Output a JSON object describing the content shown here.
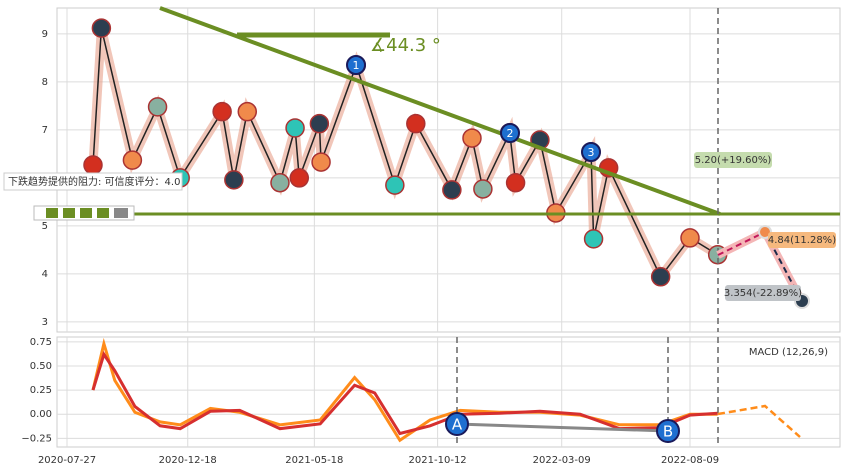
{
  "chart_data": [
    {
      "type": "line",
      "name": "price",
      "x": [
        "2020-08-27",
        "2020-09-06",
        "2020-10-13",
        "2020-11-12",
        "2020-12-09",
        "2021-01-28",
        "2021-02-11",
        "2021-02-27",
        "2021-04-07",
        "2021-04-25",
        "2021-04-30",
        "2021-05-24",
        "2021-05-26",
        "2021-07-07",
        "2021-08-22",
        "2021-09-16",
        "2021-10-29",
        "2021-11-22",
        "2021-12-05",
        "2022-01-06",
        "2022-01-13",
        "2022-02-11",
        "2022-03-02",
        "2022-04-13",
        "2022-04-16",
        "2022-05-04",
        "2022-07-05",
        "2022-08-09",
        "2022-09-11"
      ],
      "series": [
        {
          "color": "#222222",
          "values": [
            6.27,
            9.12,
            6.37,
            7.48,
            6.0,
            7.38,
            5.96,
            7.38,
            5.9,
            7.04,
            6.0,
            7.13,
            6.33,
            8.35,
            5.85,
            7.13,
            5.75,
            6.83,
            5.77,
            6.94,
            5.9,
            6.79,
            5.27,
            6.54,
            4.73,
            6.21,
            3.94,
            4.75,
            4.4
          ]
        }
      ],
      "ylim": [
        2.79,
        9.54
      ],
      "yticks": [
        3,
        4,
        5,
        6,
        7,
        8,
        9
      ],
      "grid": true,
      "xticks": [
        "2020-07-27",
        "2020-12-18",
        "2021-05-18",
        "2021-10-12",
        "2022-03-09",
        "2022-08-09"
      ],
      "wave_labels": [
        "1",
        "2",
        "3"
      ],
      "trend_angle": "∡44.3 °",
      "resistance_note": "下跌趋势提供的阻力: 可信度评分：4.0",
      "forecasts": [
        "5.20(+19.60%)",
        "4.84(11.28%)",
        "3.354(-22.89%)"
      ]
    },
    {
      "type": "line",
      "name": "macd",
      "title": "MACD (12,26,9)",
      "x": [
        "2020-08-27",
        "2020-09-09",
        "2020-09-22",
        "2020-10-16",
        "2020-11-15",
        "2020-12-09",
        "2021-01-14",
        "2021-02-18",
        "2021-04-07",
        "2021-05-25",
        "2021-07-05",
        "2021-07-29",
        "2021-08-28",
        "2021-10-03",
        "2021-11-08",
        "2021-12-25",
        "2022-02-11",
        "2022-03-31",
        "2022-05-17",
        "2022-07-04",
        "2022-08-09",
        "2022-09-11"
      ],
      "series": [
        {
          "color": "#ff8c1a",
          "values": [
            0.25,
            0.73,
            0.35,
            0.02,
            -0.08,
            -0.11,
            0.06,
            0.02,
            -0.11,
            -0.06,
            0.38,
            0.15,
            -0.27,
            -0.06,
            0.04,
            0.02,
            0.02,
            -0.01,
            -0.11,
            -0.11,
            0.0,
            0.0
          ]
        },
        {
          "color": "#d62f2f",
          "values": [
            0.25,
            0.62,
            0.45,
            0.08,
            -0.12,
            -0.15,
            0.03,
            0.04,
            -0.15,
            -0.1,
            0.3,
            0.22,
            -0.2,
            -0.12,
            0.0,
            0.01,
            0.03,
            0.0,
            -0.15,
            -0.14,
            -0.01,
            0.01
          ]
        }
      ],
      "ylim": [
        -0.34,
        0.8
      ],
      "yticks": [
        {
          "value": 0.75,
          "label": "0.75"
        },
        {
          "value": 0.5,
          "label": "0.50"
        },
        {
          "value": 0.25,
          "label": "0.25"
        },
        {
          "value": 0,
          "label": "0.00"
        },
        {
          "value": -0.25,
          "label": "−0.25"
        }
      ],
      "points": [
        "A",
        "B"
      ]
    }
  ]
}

# # # # # # #

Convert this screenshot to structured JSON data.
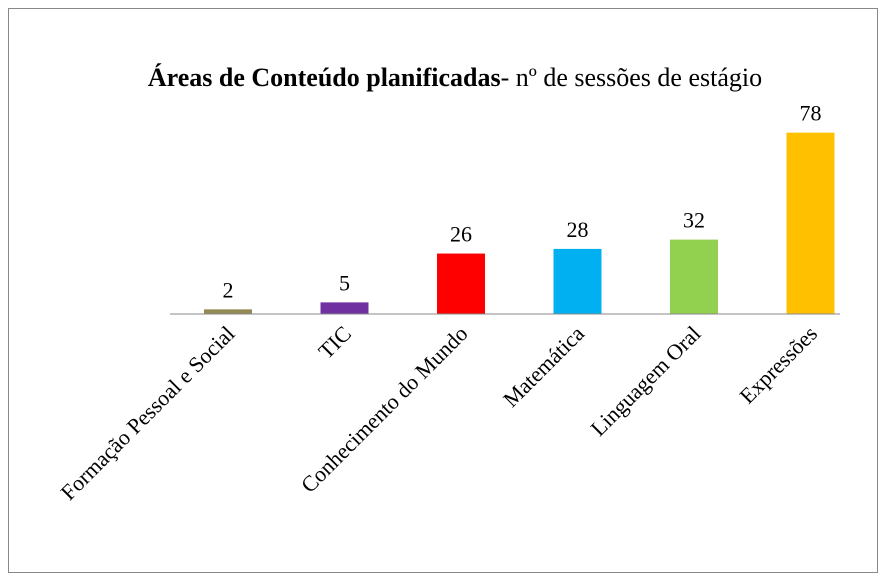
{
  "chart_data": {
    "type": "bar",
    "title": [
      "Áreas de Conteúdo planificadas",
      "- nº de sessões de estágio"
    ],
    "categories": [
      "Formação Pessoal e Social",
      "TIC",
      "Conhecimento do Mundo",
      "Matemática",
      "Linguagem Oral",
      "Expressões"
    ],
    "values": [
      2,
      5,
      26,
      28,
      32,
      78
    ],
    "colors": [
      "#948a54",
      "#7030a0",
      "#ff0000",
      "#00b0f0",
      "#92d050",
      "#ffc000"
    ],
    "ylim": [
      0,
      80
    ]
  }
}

# # # # # # #

* _Instructions for the task_
What is the number of lines containing "JSON"? Give that number only.

* _Written response_
2